Figure data in JSON
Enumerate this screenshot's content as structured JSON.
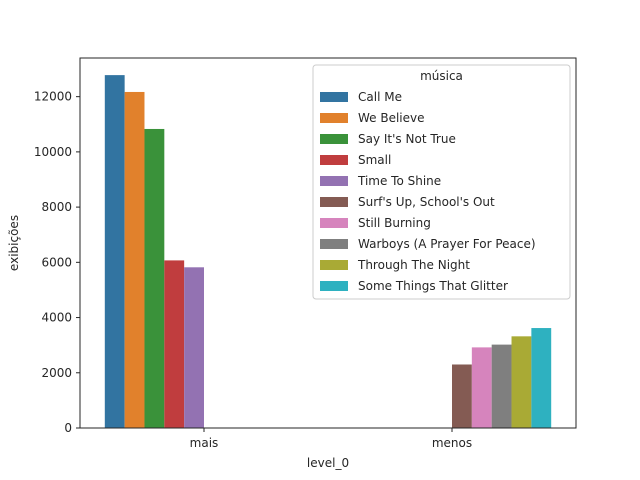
{
  "chart_data": {
    "type": "bar",
    "title": "",
    "xlabel": "level_0",
    "ylabel": "exibições",
    "categories": [
      "mais",
      "menos"
    ],
    "ylim": [
      0,
      13400
    ],
    "yticks": [
      0,
      2000,
      4000,
      6000,
      8000,
      10000,
      12000
    ],
    "grid": false,
    "legend": {
      "title": "música",
      "placement": "top-right"
    },
    "series": [
      {
        "name": "Call Me",
        "color": "#3274a1",
        "values": [
          12780,
          null
        ]
      },
      {
        "name": "We Believe",
        "color": "#e1812c",
        "values": [
          12170,
          null
        ]
      },
      {
        "name": "Say It's Not True",
        "color": "#3a923a",
        "values": [
          10830,
          null
        ]
      },
      {
        "name": "Small",
        "color": "#c03d3e",
        "values": [
          6070,
          null
        ]
      },
      {
        "name": "Time To Shine",
        "color": "#9372b2",
        "values": [
          5820,
          null
        ]
      },
      {
        "name": "Surf's Up, School's Out",
        "color": "#845b53",
        "values": [
          null,
          2300
        ]
      },
      {
        "name": "Still Burning",
        "color": "#d684bd",
        "values": [
          null,
          2920
        ]
      },
      {
        "name": "Warboys (A Prayer For Peace)",
        "color": "#7f7f7f",
        "values": [
          null,
          3020
        ]
      },
      {
        "name": "Through The Night",
        "color": "#a9aa35",
        "values": [
          null,
          3320
        ]
      },
      {
        "name": "Some Things That Glitter",
        "color": "#2eb1c0",
        "values": [
          null,
          3620
        ]
      }
    ]
  }
}
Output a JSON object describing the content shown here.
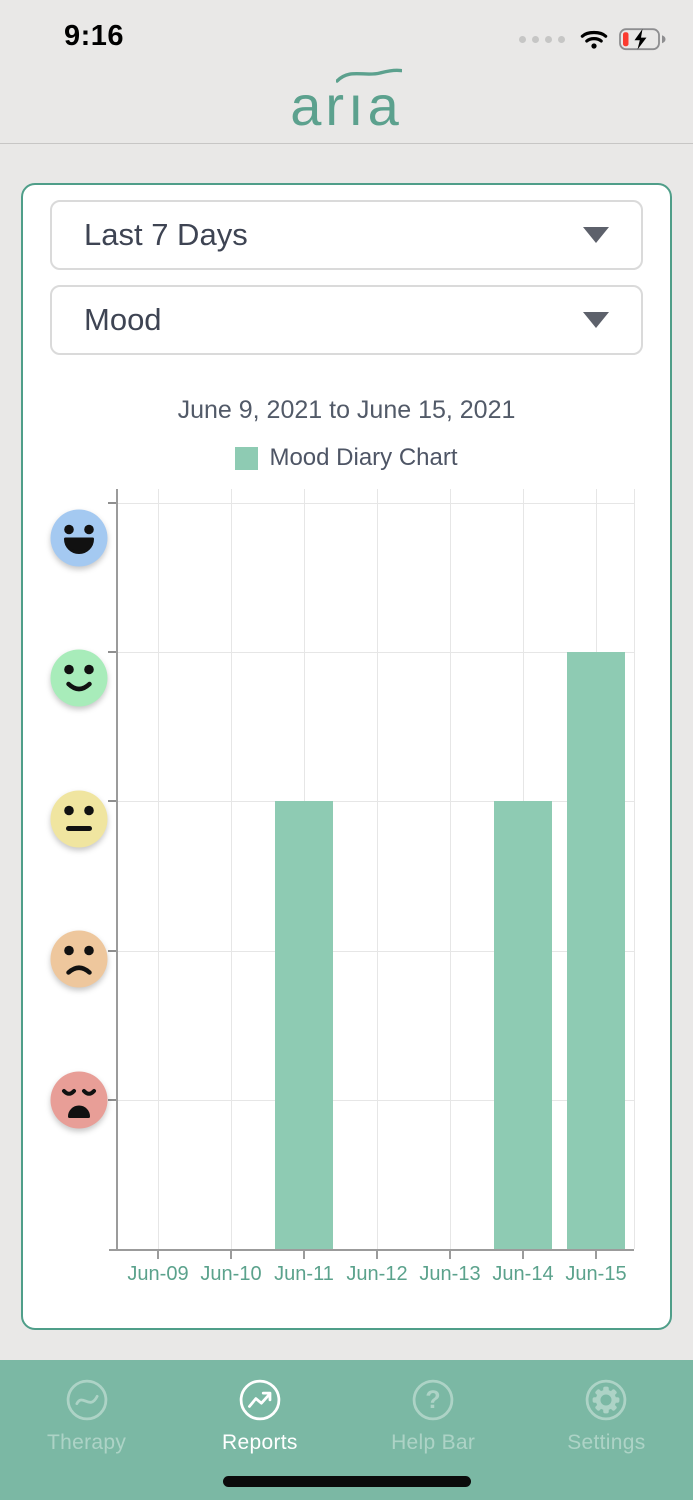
{
  "status_bar": {
    "time": "9:16",
    "icons": [
      "cellular-dots-icon",
      "wifi-icon",
      "battery-charging-icon"
    ]
  },
  "header": {
    "logo_text": "arıa"
  },
  "filters": {
    "range": {
      "value": "Last 7 Days"
    },
    "metric": {
      "value": "Mood"
    }
  },
  "chart_data": {
    "type": "bar",
    "title": "June 9, 2021 to June 15, 2021",
    "legend": {
      "label": "Mood Diary Chart",
      "position": "top"
    },
    "categories": [
      "Jun-09",
      "Jun-10",
      "Jun-11",
      "Jun-12",
      "Jun-13",
      "Jun-14",
      "Jun-15"
    ],
    "values": [
      0,
      0,
      3,
      0,
      0,
      3,
      4
    ],
    "ylim": [
      0,
      5
    ],
    "grid": true,
    "bar_color": "#8ecbb3",
    "y_axis": {
      "type": "mood-emoji",
      "levels": [
        {
          "value": 5,
          "mood": "very-happy",
          "icon": "very-happy-face-icon",
          "color": "#a4c9f1"
        },
        {
          "value": 4,
          "mood": "happy",
          "icon": "happy-face-icon",
          "color": "#a8ecba"
        },
        {
          "value": 3,
          "mood": "neutral",
          "icon": "neutral-face-icon",
          "color": "#f0e5a0"
        },
        {
          "value": 2,
          "mood": "sad",
          "icon": "sad-face-icon",
          "color": "#eec79d"
        },
        {
          "value": 1,
          "mood": "very-sad",
          "icon": "very-sad-face-icon",
          "color": "#e89e97"
        }
      ]
    }
  },
  "tab_bar": {
    "background": "#7bb8a4",
    "items": [
      {
        "label": "Therapy",
        "icon": "therapy-wave-icon",
        "active": false
      },
      {
        "label": "Reports",
        "icon": "reports-trend-icon",
        "active": true
      },
      {
        "label": "Help Bar",
        "icon": "help-question-icon",
        "active": false
      },
      {
        "label": "Settings",
        "icon": "settings-gear-icon",
        "active": false
      }
    ]
  },
  "colors": {
    "accent_teal": "#5ca18e",
    "card_border": "#4f9e89",
    "axis_label": "#5ba28c",
    "title_text": "#525a68",
    "dropdown_text": "#3e4453",
    "page_bg": "#e9e8e7",
    "home_indicator": "#0b0b0b"
  }
}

PROBLEM DETAILS ::
All of the data above should be quoted exactly, except for the pictures.

RESULT FOR THIS TASK ::
Enumerate this screenshot's content as structured JSON.
{
  "chart_data": {
    "type": "bar",
    "title": "",
    "xlabel": "level_0",
    "ylabel": "exibições",
    "categories": [
      "mais",
      "menos"
    ],
    "ylim": [
      0,
      13400
    ],
    "yticks": [
      0,
      2000,
      4000,
      6000,
      8000,
      10000,
      12000
    ],
    "grid": false,
    "legend": {
      "title": "música",
      "placement": "top-right"
    },
    "series": [
      {
        "name": "Call Me",
        "color": "#3274a1",
        "values": [
          12780,
          null
        ]
      },
      {
        "name": "We Believe",
        "color": "#e1812c",
        "values": [
          12170,
          null
        ]
      },
      {
        "name": "Say It's Not True",
        "color": "#3a923a",
        "values": [
          10830,
          null
        ]
      },
      {
        "name": "Small",
        "color": "#c03d3e",
        "values": [
          6070,
          null
        ]
      },
      {
        "name": "Time To Shine",
        "color": "#9372b2",
        "values": [
          5820,
          null
        ]
      },
      {
        "name": "Surf's Up, School's Out",
        "color": "#845b53",
        "values": [
          null,
          2300
        ]
      },
      {
        "name": "Still Burning",
        "color": "#d684bd",
        "values": [
          null,
          2920
        ]
      },
      {
        "name": "Warboys (A Prayer For Peace)",
        "color": "#7f7f7f",
        "values": [
          null,
          3020
        ]
      },
      {
        "name": "Through The Night",
        "color": "#a9aa35",
        "values": [
          null,
          3320
        ]
      },
      {
        "name": "Some Things That Glitter",
        "color": "#2eb1c0",
        "values": [
          null,
          3620
        ]
      }
    ]
  }
}
Output a JSON object describing the content shown here.
{
  "status_bar": {
    "time": "9:16",
    "icons": [
      "cellular-dots-icon",
      "wifi-icon",
      "battery-charging-icon"
    ]
  },
  "header": {
    "logo_text": "arıa"
  },
  "filters": {
    "range": {
      "value": "Last 7 Days"
    },
    "metric": {
      "value": "Mood"
    }
  },
  "chart_data": {
    "type": "bar",
    "title": "June 9, 2021 to June 15, 2021",
    "legend": {
      "label": "Mood Diary Chart",
      "position": "top"
    },
    "categories": [
      "Jun-09",
      "Jun-10",
      "Jun-11",
      "Jun-12",
      "Jun-13",
      "Jun-14",
      "Jun-15"
    ],
    "values": [
      0,
      0,
      3,
      0,
      0,
      3,
      4
    ],
    "ylim": [
      0,
      5
    ],
    "grid": true,
    "bar_color": "#8ecbb3",
    "y_axis": {
      "type": "mood-emoji",
      "levels": [
        {
          "value": 5,
          "mood": "very-happy",
          "icon": "very-happy-face-icon",
          "color": "#a4c9f1"
        },
        {
          "value": 4,
          "mood": "happy",
          "icon": "happy-face-icon",
          "color": "#a8ecba"
        },
        {
          "value": 3,
          "mood": "neutral",
          "icon": "neutral-face-icon",
          "color": "#f0e5a0"
        },
        {
          "value": 2,
          "mood": "sad",
          "icon": "sad-face-icon",
          "color": "#eec79d"
        },
        {
          "value": 1,
          "mood": "very-sad",
          "icon": "very-sad-face-icon",
          "color": "#e89e97"
        }
      ]
    }
  },
  "tab_bar": {
    "background": "#7bb8a4",
    "items": [
      {
        "label": "Therapy",
        "icon": "therapy-wave-icon",
        "active": false
      },
      {
        "label": "Reports",
        "icon": "reports-trend-icon",
        "active": true
      },
      {
        "label": "Help Bar",
        "icon": "help-question-icon",
        "active": false
      },
      {
        "label": "Settings",
        "icon": "settings-gear-icon",
        "active": false
      }
    ]
  },
  "colors": {
    "accent_teal": "#5ca18e",
    "card_border": "#4f9e89",
    "axis_label": "#5ba28c",
    "title_text": "#525a68",
    "dropdown_text": "#3e4453",
    "page_bg": "#e9e8e7",
    "home_indicator": "#0b0b0b"
  }
}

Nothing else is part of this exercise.